[Records from a data source]
········
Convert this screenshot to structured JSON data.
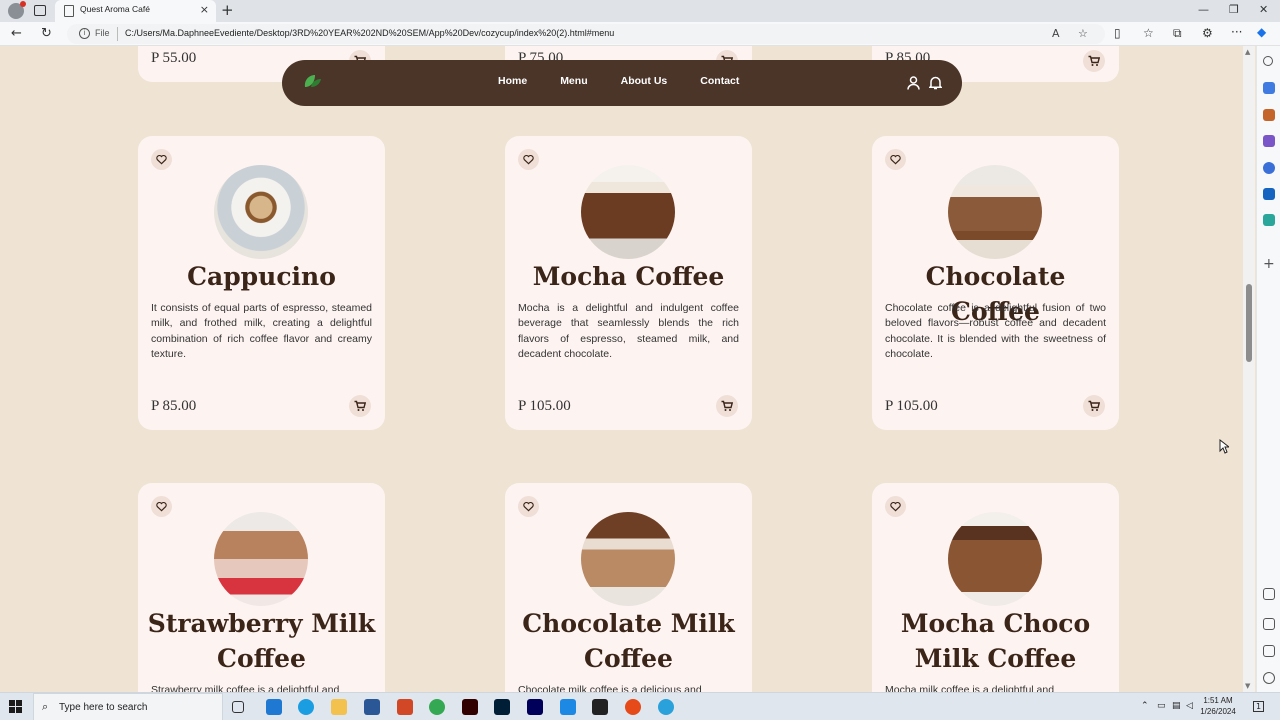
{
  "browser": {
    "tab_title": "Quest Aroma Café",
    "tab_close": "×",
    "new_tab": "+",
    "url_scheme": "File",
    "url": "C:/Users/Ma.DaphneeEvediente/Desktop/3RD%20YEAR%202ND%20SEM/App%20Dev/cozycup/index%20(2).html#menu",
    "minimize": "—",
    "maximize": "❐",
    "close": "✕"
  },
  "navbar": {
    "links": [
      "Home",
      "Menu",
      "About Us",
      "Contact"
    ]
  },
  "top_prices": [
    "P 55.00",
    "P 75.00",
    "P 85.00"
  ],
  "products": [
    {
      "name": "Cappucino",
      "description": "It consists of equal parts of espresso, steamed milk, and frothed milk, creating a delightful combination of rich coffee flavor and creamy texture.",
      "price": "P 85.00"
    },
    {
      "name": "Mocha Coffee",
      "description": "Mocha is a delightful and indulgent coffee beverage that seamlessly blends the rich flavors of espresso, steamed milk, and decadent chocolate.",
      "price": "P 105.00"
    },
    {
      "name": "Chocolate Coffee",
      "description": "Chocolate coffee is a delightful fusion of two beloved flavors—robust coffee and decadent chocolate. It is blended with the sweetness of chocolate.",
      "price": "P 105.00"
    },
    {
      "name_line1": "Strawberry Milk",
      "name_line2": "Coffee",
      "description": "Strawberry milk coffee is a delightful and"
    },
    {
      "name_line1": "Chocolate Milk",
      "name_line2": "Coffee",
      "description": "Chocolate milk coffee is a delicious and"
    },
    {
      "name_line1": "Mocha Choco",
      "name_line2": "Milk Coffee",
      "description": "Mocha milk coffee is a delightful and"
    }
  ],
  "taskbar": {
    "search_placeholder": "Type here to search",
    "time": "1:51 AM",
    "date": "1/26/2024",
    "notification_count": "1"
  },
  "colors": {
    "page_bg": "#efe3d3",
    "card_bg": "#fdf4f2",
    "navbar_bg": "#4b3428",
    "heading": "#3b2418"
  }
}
········
*PROMPT*: Copy out all the records exactly, excluding pictures.

*THE RESPONSE*:
Convert this screenshot to structured JSON data.
{
  "browser": {
    "tab_title": "Quest Aroma Café",
    "tab_close": "×",
    "new_tab": "+",
    "url_scheme": "File",
    "url": "C:/Users/Ma.DaphneeEvediente/Desktop/3RD%20YEAR%202ND%20SEM/App%20Dev/cozycup/index%20(2).html#menu",
    "minimize": "—",
    "maximize": "❐",
    "close": "✕"
  },
  "navbar": {
    "links": [
      "Home",
      "Menu",
      "About Us",
      "Contact"
    ]
  },
  "top_prices": [
    "P 55.00",
    "P 75.00",
    "P 85.00"
  ],
  "products": [
    {
      "name": "Cappucino",
      "description": "It consists of equal parts of espresso, steamed milk, and frothed milk, creating a delightful combination of rich coffee flavor and creamy texture.",
      "price": "P 85.00"
    },
    {
      "name": "Mocha Coffee",
      "description": "Mocha is a delightful and indulgent coffee beverage that seamlessly blends the rich flavors of espresso, steamed milk, and decadent chocolate.",
      "price": "P 105.00"
    },
    {
      "name": "Chocolate Coffee",
      "description": "Chocolate coffee is a delightful fusion of two beloved flavors—robust coffee and decadent chocolate. It is blended with the sweetness of chocolate.",
      "price": "P 105.00"
    },
    {
      "name_line1": "Strawberry Milk",
      "name_line2": "Coffee",
      "description": "Strawberry milk coffee is a delightful and"
    },
    {
      "name_line1": "Chocolate Milk",
      "name_line2": "Coffee",
      "description": "Chocolate milk coffee is a delicious and"
    },
    {
      "name_line1": "Mocha Choco",
      "name_line2": "Milk Coffee",
      "description": "Mocha milk coffee is a delightful and"
    }
  ],
  "taskbar": {
    "search_placeholder": "Type here to search",
    "time": "1:51 AM",
    "date": "1/26/2024",
    "notification_count": "1"
  },
  "colors": {
    "page_bg": "#efe3d3",
    "card_bg": "#fdf4f2",
    "navbar_bg": "#4b3428",
    "heading": "#3b2418"
  }
}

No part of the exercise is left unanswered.